Each line that holds the word "with" counts once; report how many lines do so and nothing else.

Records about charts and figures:
--- Begin ---

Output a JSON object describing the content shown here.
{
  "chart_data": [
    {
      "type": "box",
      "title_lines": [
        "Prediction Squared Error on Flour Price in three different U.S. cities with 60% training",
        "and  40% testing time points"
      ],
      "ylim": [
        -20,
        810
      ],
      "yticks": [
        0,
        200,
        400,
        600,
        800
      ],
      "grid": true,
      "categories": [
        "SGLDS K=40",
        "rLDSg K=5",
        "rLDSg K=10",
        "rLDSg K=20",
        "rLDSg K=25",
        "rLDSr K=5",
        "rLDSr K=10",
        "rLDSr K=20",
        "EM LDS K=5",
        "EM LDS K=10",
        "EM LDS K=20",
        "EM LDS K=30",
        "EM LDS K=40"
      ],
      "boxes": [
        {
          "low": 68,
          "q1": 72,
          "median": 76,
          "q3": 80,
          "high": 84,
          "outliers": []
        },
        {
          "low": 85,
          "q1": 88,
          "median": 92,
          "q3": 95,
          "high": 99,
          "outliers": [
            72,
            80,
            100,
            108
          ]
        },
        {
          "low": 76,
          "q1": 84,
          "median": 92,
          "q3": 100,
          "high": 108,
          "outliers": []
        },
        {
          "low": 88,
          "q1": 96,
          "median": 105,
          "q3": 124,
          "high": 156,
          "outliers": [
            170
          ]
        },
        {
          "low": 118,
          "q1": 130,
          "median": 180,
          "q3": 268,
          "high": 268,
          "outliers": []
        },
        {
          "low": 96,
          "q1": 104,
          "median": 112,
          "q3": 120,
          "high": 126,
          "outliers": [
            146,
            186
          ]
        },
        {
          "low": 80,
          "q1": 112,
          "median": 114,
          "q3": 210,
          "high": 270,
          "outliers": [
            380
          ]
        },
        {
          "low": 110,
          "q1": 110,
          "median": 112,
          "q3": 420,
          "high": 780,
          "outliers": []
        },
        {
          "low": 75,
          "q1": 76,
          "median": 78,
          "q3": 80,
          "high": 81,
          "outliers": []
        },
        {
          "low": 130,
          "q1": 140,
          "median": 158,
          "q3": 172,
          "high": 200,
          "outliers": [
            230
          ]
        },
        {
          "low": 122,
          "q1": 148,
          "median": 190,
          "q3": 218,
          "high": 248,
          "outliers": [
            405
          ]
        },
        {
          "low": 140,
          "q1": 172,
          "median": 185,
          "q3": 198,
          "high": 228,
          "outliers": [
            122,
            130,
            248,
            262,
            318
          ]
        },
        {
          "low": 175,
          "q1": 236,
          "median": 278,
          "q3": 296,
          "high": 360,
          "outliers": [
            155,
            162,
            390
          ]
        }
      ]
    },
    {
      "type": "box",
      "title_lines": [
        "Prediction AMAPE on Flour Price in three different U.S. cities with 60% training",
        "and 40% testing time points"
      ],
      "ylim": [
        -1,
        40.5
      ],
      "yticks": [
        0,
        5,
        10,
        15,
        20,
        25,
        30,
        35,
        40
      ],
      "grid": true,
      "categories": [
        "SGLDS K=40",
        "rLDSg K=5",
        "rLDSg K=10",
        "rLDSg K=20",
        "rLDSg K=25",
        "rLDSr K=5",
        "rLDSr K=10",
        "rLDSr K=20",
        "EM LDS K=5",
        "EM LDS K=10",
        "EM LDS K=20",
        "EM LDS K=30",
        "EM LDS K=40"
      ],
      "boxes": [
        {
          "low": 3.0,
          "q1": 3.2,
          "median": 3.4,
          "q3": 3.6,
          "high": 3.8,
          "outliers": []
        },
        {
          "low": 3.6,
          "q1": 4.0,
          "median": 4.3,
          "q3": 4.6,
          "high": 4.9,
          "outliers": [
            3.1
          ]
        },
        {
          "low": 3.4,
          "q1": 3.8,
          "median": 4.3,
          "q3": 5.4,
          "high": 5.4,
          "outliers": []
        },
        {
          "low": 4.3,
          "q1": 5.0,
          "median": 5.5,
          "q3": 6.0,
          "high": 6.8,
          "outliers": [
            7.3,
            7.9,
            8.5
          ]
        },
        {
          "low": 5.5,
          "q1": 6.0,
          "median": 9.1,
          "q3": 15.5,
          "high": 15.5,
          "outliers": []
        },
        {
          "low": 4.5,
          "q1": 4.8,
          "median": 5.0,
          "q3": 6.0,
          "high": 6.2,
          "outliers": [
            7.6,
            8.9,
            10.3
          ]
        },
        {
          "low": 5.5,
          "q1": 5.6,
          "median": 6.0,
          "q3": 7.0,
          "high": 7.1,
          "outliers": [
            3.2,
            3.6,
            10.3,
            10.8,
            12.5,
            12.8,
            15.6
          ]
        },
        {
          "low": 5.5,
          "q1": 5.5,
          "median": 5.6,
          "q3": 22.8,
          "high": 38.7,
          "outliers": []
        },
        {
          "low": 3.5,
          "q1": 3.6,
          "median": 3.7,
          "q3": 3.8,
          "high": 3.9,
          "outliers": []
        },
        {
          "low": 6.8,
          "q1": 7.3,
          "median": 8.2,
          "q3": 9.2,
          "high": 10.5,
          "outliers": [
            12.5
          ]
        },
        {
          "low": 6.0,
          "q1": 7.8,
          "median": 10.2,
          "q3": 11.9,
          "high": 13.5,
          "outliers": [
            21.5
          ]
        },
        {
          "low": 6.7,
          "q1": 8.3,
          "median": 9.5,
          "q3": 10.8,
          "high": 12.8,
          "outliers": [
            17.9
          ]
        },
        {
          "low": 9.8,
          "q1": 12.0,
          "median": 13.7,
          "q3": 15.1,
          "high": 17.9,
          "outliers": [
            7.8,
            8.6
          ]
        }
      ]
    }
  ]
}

--- End ---

- Reply:
2